• STORED ROWS:
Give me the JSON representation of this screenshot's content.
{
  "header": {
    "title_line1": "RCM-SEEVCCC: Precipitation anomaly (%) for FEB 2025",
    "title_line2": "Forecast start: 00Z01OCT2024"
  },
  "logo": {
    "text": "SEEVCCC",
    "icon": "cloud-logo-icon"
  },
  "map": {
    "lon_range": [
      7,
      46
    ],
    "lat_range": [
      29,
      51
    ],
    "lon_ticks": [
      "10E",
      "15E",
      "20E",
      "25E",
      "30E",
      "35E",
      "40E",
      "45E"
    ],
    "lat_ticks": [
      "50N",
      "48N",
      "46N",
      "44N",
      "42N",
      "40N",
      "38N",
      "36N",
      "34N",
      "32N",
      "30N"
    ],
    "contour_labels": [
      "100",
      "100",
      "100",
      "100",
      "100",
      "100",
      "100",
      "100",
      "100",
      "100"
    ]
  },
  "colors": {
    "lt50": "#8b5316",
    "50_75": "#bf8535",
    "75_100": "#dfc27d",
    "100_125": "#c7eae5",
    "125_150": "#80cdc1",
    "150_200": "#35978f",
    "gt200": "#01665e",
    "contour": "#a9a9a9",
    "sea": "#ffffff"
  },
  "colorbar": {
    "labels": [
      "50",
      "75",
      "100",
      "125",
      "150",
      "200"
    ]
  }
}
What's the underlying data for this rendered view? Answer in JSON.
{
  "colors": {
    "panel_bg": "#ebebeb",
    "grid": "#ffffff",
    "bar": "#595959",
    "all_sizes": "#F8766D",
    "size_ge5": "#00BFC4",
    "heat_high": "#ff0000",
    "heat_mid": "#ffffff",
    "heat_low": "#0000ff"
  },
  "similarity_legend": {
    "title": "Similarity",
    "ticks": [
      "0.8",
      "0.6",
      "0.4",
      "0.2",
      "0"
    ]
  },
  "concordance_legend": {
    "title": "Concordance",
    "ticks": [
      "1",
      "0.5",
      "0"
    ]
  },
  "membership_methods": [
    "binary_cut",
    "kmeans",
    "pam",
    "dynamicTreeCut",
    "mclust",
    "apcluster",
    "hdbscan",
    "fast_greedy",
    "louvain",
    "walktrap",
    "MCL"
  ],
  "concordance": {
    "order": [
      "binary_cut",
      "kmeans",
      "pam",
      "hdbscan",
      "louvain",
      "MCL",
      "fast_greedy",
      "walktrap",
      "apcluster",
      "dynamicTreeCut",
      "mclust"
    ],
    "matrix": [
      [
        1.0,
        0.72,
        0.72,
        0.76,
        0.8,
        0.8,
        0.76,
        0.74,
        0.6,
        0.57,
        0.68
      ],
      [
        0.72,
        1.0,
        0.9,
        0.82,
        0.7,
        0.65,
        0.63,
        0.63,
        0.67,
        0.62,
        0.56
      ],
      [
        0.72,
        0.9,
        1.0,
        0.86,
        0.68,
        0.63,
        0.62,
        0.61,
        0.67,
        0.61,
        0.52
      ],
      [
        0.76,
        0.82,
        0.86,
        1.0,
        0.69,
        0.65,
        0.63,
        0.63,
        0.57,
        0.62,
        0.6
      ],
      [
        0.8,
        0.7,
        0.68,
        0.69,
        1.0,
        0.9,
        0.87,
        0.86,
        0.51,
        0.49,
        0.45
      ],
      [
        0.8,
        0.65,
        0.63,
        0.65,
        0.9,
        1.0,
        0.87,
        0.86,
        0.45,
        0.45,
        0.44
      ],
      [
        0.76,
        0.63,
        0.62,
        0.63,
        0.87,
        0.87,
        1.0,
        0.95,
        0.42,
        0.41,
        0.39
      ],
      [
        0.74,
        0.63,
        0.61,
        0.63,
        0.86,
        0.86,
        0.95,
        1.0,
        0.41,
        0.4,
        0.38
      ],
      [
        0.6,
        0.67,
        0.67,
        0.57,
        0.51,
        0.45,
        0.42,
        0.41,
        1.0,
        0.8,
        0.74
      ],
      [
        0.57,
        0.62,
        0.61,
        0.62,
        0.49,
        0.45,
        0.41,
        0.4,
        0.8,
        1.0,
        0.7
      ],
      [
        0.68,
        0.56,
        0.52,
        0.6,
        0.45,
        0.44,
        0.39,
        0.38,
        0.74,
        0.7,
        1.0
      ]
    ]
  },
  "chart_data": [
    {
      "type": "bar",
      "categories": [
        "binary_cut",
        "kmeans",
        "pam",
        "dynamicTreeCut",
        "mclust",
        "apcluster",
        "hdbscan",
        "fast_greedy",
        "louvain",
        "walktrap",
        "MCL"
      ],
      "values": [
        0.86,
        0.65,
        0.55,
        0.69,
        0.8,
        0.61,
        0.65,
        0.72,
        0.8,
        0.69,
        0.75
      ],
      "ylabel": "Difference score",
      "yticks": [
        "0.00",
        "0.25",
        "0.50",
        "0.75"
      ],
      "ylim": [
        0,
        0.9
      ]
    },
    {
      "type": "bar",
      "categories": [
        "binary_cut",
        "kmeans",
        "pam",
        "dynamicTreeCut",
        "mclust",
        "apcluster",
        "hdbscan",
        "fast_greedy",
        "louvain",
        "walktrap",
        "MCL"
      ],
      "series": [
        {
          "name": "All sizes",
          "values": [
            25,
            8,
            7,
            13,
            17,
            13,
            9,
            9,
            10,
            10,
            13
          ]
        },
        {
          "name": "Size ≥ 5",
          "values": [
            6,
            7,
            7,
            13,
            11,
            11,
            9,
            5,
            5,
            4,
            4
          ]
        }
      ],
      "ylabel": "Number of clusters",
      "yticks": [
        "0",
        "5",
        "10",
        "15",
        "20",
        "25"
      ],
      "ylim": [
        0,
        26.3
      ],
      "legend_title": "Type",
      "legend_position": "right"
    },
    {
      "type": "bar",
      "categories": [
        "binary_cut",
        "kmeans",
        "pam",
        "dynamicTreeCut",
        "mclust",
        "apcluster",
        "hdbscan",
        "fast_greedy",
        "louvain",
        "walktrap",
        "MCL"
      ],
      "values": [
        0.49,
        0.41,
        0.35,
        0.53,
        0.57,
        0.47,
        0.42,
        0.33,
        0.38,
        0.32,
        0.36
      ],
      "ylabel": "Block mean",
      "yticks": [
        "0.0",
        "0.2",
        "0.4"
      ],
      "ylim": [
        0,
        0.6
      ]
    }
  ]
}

• EXERCISE TASK: Within the data above, pick out all lines holding the word "ylabel".

• OUTPUT OF THE TASK:
      "ylabel": "Difference score",
      "ylabel": "Number of clusters",
      "ylabel": "Block mean",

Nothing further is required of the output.